# Selected text:
= Beginning of Section =

Funakoshi, which is based in Tokyo, distributes both advanced and basic life science research instruments throughout the country. The deal will allow Funakoshi to market, sell, and distribute in Japan StemBioSys’ core product, a matrix that helps produce stem cells, and any new products it develops, says StemBioSys CEO Bob Hutchens.

“If you look at the world of stem cells and regenerative medicine, Japan is probably the furthest ahead in the world,” Hutchens says. “It was a market we were very interested in. It’s very hard to be there without a Japanese partner.”

Japan has indeed found interest in stem cell research, such as with Fujifilm’s $ 307 million acquisition of Madison, WI-based Cellular Dynamics, which has commercialized its own stem-cell-production technology. Other producers exist, too, including San Diego-based Stemedica and Cynata Therapeutics, an Australian-based company using technology developed at University of Wisconsin-Madison.

StemBioSys develops an extracellular matrix from bone marrow stem cells. The matrix is made of natural proteins that are created by stem cells to act like a home, helping the cells divide, expand, and replicate into more stem cells. The company sells them as a product to researchers and companies for everything from pharmaceutical to clinical use. In the matrix, mesenchymal stem cells from body fat, bone marrow, umbilical cords, and others, can multiply faster than cells in traditional culture plastic while still remaining small and undifferentiated, the company says.

StemBioSys plans to add more distribution deals in “key markets around the world” rather than develop a sales and marketing force on its own, Hutchens says. The company currently does not have a distribution deal in the U.S. and is selling directly to customers, he says.

“The strategy we’re driving is to have key distribution agreements in all the major markets where there is significant stem cell research being done,” Hutchens says.

StemBioSys is also adding more products to its portfolio, and anything it adds will be included in the distribution deal with Funakoshi. StemBioSys contends that the natural production environment of its product, which is currently sold in plastic dishes, makes it more effective than synthetic matrixes or other procedures meant to grow stem cells.

When StemBioSis uses stem cells to create a matrix—the home that they naturally build so they can divide into new cells—in something like a plastic lab dish, the company has a process of extracting the stem cells and leaving the matrix intact in the dish. That remaining matrix in the dish is the company’s core product, called a high performance microenvironment or HPME. If placed in the intact matrix, other stem cells can divide and create new stem cells—without having to create a matrix of their own.

= End of Section =

# Actions to take:
1. From the StemBioSys article, return the passage between "StemBioSys is also" and "of their own.", inclusive.
2. Extend the article about the StemBioSys distribution deal with Funakoshi past its final sentence.

# Data records:
= Beginning of Section =

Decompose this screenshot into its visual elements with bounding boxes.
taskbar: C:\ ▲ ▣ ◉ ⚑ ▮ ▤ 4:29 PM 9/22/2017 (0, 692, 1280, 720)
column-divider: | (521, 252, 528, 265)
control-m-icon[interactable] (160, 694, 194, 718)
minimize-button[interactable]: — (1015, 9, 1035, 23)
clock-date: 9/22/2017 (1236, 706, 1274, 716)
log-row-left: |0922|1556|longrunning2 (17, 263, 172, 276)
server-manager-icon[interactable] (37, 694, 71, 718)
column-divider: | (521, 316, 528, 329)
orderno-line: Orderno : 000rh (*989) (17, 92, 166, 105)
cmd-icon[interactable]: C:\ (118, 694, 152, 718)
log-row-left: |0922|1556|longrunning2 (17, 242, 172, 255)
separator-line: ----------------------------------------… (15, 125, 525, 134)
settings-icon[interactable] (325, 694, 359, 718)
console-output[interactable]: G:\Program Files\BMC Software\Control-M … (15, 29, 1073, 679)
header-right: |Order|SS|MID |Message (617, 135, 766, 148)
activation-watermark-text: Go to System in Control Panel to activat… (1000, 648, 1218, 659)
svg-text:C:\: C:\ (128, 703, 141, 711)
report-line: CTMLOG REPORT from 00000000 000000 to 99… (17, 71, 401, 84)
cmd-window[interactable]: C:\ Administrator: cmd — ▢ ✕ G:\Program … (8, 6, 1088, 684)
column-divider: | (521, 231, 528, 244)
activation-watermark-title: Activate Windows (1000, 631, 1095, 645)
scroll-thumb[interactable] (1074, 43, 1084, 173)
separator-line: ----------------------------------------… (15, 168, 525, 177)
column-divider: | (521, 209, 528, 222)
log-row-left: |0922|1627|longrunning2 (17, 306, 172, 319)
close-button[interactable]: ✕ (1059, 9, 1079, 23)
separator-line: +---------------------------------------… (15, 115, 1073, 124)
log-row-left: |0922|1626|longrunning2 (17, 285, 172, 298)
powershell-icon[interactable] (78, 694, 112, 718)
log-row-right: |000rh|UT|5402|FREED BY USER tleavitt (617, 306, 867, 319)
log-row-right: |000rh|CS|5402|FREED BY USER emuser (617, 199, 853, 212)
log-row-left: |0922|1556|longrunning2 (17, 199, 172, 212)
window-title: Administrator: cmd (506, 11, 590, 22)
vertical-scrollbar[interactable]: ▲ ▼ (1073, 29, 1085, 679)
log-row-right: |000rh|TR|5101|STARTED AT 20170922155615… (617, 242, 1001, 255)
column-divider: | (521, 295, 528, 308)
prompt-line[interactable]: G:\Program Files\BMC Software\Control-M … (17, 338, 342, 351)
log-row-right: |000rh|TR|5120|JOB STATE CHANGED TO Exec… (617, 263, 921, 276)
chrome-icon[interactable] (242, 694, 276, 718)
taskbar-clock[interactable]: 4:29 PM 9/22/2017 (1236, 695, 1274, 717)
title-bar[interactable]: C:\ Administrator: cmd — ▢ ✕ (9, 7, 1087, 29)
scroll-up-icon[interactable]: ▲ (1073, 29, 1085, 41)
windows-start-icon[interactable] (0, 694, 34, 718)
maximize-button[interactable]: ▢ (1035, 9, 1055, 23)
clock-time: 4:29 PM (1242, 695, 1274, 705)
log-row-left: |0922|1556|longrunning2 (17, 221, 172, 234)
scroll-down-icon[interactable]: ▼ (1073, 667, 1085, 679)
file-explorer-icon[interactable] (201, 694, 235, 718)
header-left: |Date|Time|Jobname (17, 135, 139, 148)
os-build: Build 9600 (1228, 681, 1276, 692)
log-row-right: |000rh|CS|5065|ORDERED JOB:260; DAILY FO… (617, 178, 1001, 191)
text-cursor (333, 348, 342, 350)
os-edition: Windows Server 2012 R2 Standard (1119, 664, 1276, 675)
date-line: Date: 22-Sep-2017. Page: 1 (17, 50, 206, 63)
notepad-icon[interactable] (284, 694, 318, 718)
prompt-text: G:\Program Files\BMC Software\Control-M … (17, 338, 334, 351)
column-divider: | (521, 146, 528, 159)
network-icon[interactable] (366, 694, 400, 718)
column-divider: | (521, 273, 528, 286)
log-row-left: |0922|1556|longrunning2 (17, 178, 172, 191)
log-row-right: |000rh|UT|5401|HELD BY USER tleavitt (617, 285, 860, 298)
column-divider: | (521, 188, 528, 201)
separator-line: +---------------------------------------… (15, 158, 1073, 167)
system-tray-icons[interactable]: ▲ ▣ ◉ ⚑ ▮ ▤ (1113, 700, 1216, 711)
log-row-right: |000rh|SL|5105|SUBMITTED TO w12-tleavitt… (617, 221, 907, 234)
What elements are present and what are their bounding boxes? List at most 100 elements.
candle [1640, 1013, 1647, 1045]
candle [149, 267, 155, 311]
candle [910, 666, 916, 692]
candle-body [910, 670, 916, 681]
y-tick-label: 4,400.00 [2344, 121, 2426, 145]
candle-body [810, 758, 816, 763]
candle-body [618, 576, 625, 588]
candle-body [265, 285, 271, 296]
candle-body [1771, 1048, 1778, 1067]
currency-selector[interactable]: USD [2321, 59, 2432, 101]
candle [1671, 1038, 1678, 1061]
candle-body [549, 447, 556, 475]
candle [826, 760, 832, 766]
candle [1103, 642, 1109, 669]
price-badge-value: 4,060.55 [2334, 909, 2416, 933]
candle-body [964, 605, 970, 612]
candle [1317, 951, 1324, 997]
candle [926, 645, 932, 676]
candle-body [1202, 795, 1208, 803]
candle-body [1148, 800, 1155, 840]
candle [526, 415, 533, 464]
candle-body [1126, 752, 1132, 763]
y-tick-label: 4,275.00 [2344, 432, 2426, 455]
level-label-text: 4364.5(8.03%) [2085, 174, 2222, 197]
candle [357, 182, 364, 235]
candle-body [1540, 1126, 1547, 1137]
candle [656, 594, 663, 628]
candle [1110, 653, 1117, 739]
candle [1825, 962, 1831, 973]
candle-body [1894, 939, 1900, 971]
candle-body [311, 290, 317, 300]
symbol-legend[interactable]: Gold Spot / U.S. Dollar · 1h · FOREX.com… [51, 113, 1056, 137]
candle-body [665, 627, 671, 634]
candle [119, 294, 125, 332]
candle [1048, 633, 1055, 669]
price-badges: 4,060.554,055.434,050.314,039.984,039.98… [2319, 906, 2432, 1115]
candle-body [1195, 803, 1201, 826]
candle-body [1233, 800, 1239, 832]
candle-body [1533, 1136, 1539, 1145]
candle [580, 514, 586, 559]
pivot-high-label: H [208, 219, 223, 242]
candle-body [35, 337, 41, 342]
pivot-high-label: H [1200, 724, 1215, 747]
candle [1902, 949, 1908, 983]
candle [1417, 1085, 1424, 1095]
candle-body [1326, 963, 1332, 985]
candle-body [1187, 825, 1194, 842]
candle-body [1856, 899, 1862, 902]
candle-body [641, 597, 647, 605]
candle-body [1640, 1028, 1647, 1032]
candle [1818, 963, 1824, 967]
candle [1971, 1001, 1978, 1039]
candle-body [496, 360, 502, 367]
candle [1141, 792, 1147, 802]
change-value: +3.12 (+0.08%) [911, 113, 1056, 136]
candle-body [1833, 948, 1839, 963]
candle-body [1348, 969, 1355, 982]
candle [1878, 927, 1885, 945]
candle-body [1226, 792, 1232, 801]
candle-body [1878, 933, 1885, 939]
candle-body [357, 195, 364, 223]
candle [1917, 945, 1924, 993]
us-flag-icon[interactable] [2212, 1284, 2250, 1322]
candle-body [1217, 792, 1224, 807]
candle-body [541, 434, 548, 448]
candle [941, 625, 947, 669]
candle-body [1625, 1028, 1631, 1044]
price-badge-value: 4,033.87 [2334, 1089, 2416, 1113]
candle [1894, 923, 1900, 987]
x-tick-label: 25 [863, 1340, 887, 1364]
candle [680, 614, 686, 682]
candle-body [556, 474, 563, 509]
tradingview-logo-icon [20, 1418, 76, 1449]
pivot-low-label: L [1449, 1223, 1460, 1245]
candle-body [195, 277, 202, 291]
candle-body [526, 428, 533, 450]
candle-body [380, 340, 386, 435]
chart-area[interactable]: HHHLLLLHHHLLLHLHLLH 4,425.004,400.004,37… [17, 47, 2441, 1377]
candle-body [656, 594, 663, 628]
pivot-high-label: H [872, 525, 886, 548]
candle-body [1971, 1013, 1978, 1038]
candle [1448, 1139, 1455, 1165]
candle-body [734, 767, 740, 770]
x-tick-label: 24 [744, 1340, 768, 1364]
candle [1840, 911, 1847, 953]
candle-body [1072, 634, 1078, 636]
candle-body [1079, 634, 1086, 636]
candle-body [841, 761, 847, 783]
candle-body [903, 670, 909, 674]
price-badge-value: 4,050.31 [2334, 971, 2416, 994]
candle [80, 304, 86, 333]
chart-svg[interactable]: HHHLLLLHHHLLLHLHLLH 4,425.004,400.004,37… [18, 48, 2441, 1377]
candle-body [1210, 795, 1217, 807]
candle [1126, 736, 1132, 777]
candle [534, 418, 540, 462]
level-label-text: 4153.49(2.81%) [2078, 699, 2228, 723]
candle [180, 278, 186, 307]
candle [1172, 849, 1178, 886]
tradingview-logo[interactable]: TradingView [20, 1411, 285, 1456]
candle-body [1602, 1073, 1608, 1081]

= End of Section =

# Outputs by task:
1.
StemBioSys is also adding more products to its portfolio, and anything it adds will be included in the distribution deal with Funakoshi. StemBioSys contends that the natural production environment of its product, which is currently sold in plastic dishes, makes it more effective than synthetic matrixes or other procedures meant to grow stem cells.

When StemBioSis uses stem cells to create a matrix—the home that they naturally build so they can divide into new cells—in something like a plastic lab dish, the company has a process of extracting the stem cells and leaving the matrix intact in the dish. That remaining matrix in the dish is the company’s core product, called a high performance microenvironment or HPME. If placed in the intact matrix, other stem cells can divide and create new stem cells—without having to create a matrix of their own.

2.
The company has filed a patent application for a version of its extracellular matrix that doesn’t need to be confined to the dish it was created in—a free protein version, Hutchens says. StemBioSys has figured out a way to extract the fragile cellular matrix from the plastic dish, so that the matrix can potentially be added to other cell reproduction tools—such as a synthetic matrix, a gel, or a specialty compound—and could potentially enhance them, Hutchins says.

“If you think about tissue repair in the human body, we’ve seen evidence that if you take the matrix and you combine it with something else that’s used for that, then you’ve got some interesting results for what the combined product has done,” Hutchens says.

In April 2015, StemBioSys announced it had raised an $ 8 million Series A round from San Antonio venture firm Targeted Technology and some 50 angel investors. The company also has some prominent names on its board of directors, including Chairman Catherine Burzik, the former CEO of Kinetic Concepts and an operating partner at Targeted Tech, and Robert Langer, the prolific researcher and entrepreneur at the Massachusetts Institute of Technology.

StemBioSys also has collaborated with other local researchers, such as nonprofit BioBridge Global, which provides products and services from blood resource management to collecting donated umbilical cords. In December, StemBioSys and BioBridge announced they would use the matrix technology to produce more stem cells from umbilical cord blood.